##### Raw records #####
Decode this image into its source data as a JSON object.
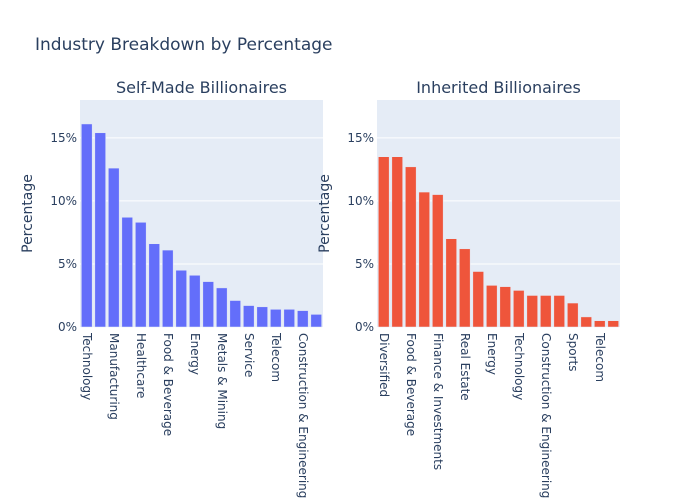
{
  "chart_data": [
    {
      "type": "bar",
      "title": "Industry Breakdown by Percentage",
      "subtitle": "Self-Made Billionaires",
      "xlabel": "",
      "ylabel": "Percentage",
      "ylim": [
        0,
        18
      ],
      "yticks": [
        0,
        5,
        10,
        15
      ],
      "ytick_labels": [
        "0%",
        "5%",
        "10%",
        "15%"
      ],
      "grid": true,
      "color": "#636efa",
      "categories": [
        "Technology",
        "",
        "Manufacturing",
        "",
        "Healthcare",
        "",
        "Food & Beverage",
        "",
        "Energy",
        "",
        "Metals & Mining",
        "",
        "Service",
        "",
        "Telecom",
        "",
        "Construction & Engineering",
        ""
      ],
      "values": [
        16.1,
        15.4,
        12.6,
        8.7,
        8.3,
        6.6,
        6.1,
        4.5,
        4.1,
        3.6,
        3.1,
        2.1,
        1.7,
        1.6,
        1.4,
        1.4,
        1.3,
        1.0
      ]
    },
    {
      "type": "bar",
      "subtitle": "Inherited Billionaires",
      "xlabel": "",
      "ylabel": "Percentage",
      "ylim": [
        0,
        18
      ],
      "yticks": [
        0,
        5,
        10,
        15
      ],
      "ytick_labels": [
        "0%",
        "5%",
        "10%",
        "15%"
      ],
      "grid": true,
      "color": "#ef553b",
      "categories": [
        "Diversified",
        "",
        "Food & Beverage",
        "",
        "Finance & Investments",
        "",
        "Real Estate",
        "",
        "Energy",
        "",
        "Technology",
        "",
        "Construction & Engineering",
        "",
        "Sports",
        "",
        "Telecom",
        ""
      ],
      "values": [
        13.5,
        13.5,
        12.7,
        10.7,
        10.5,
        7.0,
        6.2,
        4.4,
        3.3,
        3.2,
        2.9,
        2.5,
        2.5,
        2.5,
        1.9,
        0.8,
        0.5,
        0.5
      ]
    }
  ]
}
#####
Repeat the data exactly, dropping every picture it holds.

### Result for this task
Decode this image into its source data as a JSON object.
{
  "chart_data": [
    {
      "type": "bar",
      "title": "Industry Breakdown by Percentage",
      "subtitle": "Self-Made Billionaires",
      "xlabel": "",
      "ylabel": "Percentage",
      "ylim": [
        0,
        18
      ],
      "yticks": [
        0,
        5,
        10,
        15
      ],
      "ytick_labels": [
        "0%",
        "5%",
        "10%",
        "15%"
      ],
      "grid": true,
      "color": "#636efa",
      "categories": [
        "Technology",
        "",
        "Manufacturing",
        "",
        "Healthcare",
        "",
        "Food & Beverage",
        "",
        "Energy",
        "",
        "Metals & Mining",
        "",
        "Service",
        "",
        "Telecom",
        "",
        "Construction & Engineering",
        ""
      ],
      "values": [
        16.1,
        15.4,
        12.6,
        8.7,
        8.3,
        6.6,
        6.1,
        4.5,
        4.1,
        3.6,
        3.1,
        2.1,
        1.7,
        1.6,
        1.4,
        1.4,
        1.3,
        1.0
      ]
    },
    {
      "type": "bar",
      "subtitle": "Inherited Billionaires",
      "xlabel": "",
      "ylabel": "Percentage",
      "ylim": [
        0,
        18
      ],
      "yticks": [
        0,
        5,
        10,
        15
      ],
      "ytick_labels": [
        "0%",
        "5%",
        "10%",
        "15%"
      ],
      "grid": true,
      "color": "#ef553b",
      "categories": [
        "Diversified",
        "",
        "Food & Beverage",
        "",
        "Finance & Investments",
        "",
        "Real Estate",
        "",
        "Energy",
        "",
        "Technology",
        "",
        "Construction & Engineering",
        "",
        "Sports",
        "",
        "Telecom",
        ""
      ],
      "values": [
        13.5,
        13.5,
        12.7,
        10.7,
        10.5,
        7.0,
        6.2,
        4.4,
        3.3,
        3.2,
        2.9,
        2.5,
        2.5,
        2.5,
        1.9,
        0.8,
        0.5,
        0.5
      ]
    }
  ]
}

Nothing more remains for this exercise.